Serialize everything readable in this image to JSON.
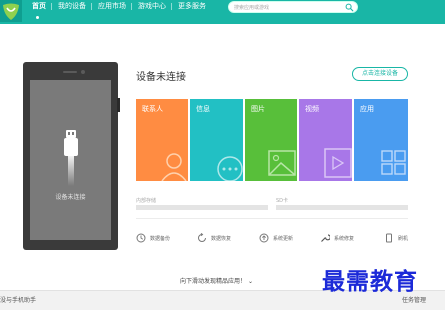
{
  "nav": {
    "items": [
      "首页",
      "我的设备",
      "应用市场",
      "游戏中心",
      "更多服务"
    ],
    "search_placeholder": "搜索应用或游戏"
  },
  "phone": {
    "status": "设备未连接"
  },
  "main": {
    "title": "设备未连接",
    "connect_button": "点击连接设备",
    "tiles": [
      {
        "label": "联系人",
        "color": "#ff8c42"
      },
      {
        "label": "信息",
        "color": "#22c0c4"
      },
      {
        "label": "图片",
        "color": "#58bf3a"
      },
      {
        "label": "视频",
        "color": "#a877e8"
      },
      {
        "label": "应用",
        "color": "#4a9cf0"
      }
    ],
    "storage": {
      "internal": "内部存储",
      "sd": "SD卡"
    },
    "tools": [
      "数据备份",
      "数据恢复",
      "系统更新",
      "系统修复",
      "刷机"
    ],
    "more_apps": "向下滑动发现精品应用！"
  },
  "status_bar": {
    "left": "没与手机助手",
    "right": "任务管理"
  },
  "watermark": "最需教育",
  "colors": {
    "accent": "#19b6a6"
  }
}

┄┄┄┄┄┄┄┄┄┄

### [WORK REQUIRED]
Copy out all the data exactly; skip the pictures.

### [REPLY]
Serialize everything readable in this image to JSON.
{
  "nav": {
    "items": [
      "首页",
      "我的设备",
      "应用市场",
      "游戏中心",
      "更多服务"
    ],
    "search_placeholder": "搜索应用或游戏"
  },
  "phone": {
    "status": "设备未连接"
  },
  "main": {
    "title": "设备未连接",
    "connect_button": "点击连接设备",
    "tiles": [
      {
        "label": "联系人",
        "color": "#ff8c42"
      },
      {
        "label": "信息",
        "color": "#22c0c4"
      },
      {
        "label": "图片",
        "color": "#58bf3a"
      },
      {
        "label": "视频",
        "color": "#a877e8"
      },
      {
        "label": "应用",
        "color": "#4a9cf0"
      }
    ],
    "storage": {
      "internal": "内部存储",
      "sd": "SD卡"
    },
    "tools": [
      "数据备份",
      "数据恢复",
      "系统更新",
      "系统修复",
      "刷机"
    ],
    "more_apps": "向下滑动发现精品应用！"
  },
  "status_bar": {
    "left": "没与手机助手",
    "right": "任务管理"
  },
  "watermark": "最需教育",
  "colors": {
    "accent": "#19b6a6"
  }
}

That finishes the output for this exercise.